Return each line of the listing that contains the string "的取值范围".

# DATA EXCERPTS
┄┄┄┄┄┄┄┄┄┄

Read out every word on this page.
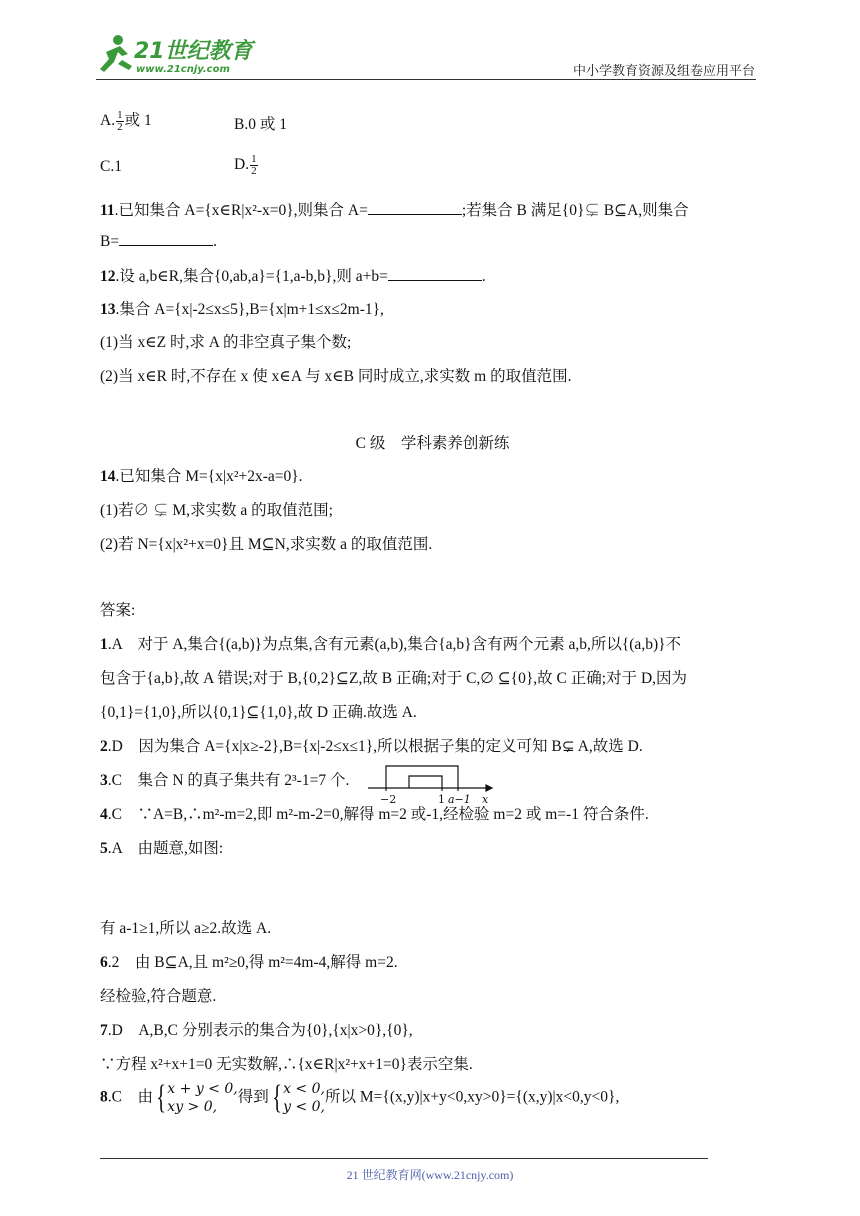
21世纪教育
www.21cnjy.com	中小学教育资源及组卷应用平台
A. $\frac{1}{2}$ 或 1	B.0 或 1
C.1	D. $\frac{1}{2}$
11.已知集合 A={x∈R|x²-x=0},则集合 A=	;若集合 B 满足{0}⊊ B⊆A,则集合
B=	.
12.设 a,b∈R,集合{0,ab,a}={1,a-b,b},则 a+b=	.
13.集合 A={x|-2≤x≤5},B={x|m+1≤x≤2m-1},
(1)当 x∈Z 时,求 A 的非空真子集个数;
(2)当 x∈R 时,不存在 x 使 x∈A 与 x∈B 同时成立,求实数 m 的取值范围.
C 级　学科素养创新练
14.已知集合 M={x|x²+2x-a=0}.
(1)若∅ ⊊ M,求实数 a 的取值范围;
(2)若 N={x|x²+x=0}且 M⊆N,求实数 a 的取值范围.
答案:
1.A　对于 A,集合{(a,b)}为点集,含有元素(a,b),集合{a,b}含有两个元素 a,b,所以{(a,b)}不
包含于{a,b},故 A 错误;对于 B,{0,2}⊆Z,故 B 正确;对于 C,∅ ⊆{0},故 C 正确;对于 D,因为
{0,1}={1,0},所以{0,1}⊆{1,0},故 D 正确.故选 A.
2.D　因为集合 A={x|x≥-2},B={x|-2≤x≤1},所以根据子集的定义可知 B⊊ A,故选 D.
3.C　集合 N 的真子集共有 2³-1=7 个.
4.C　∵A=B,∴m²-m=2,即 m²-m-2=0,解得 m=2 或-1,经检验 m=2 或 m=-1 符合条件.
5.A　由题意,如图:
有 a-1≥1,所以 a≥2.故选 A.
6.2　由 B⊆A,且 m²≥0,得 m²=4m-4,解得 m=2.
经检验,符合题意.
7.D　A,B,C 分别表示的集合为{0},{x|x>0},{0},
∵方程 x²+x+1=0 无实数解,∴{x∈R|x²+x+1=0}表示空集.
8.C　由 { x + y < 0,
xy > 0,
得到 { x < 0,
y < 0,
所以 M={(x,y)|x+y<0,xy>0}={(x,y)|x<0,y<0},
−2	1 a−1 x
21 世纪教育网(www.21cnjy.com)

┄┄┄┄┄┄┄┄┄┄

# SOLUTION FOR THIS PROBLEM
(2)当 x∈R 时,不存在 x 使 x∈A 与 x∈B 同时成立,求实数 m 的取值范围.
(1)若∅ ⊊ M,求实数 a 的取值范围;
(2)若 N={x|x²+x=0}且 M⊆N,求实数 a 的取值范围.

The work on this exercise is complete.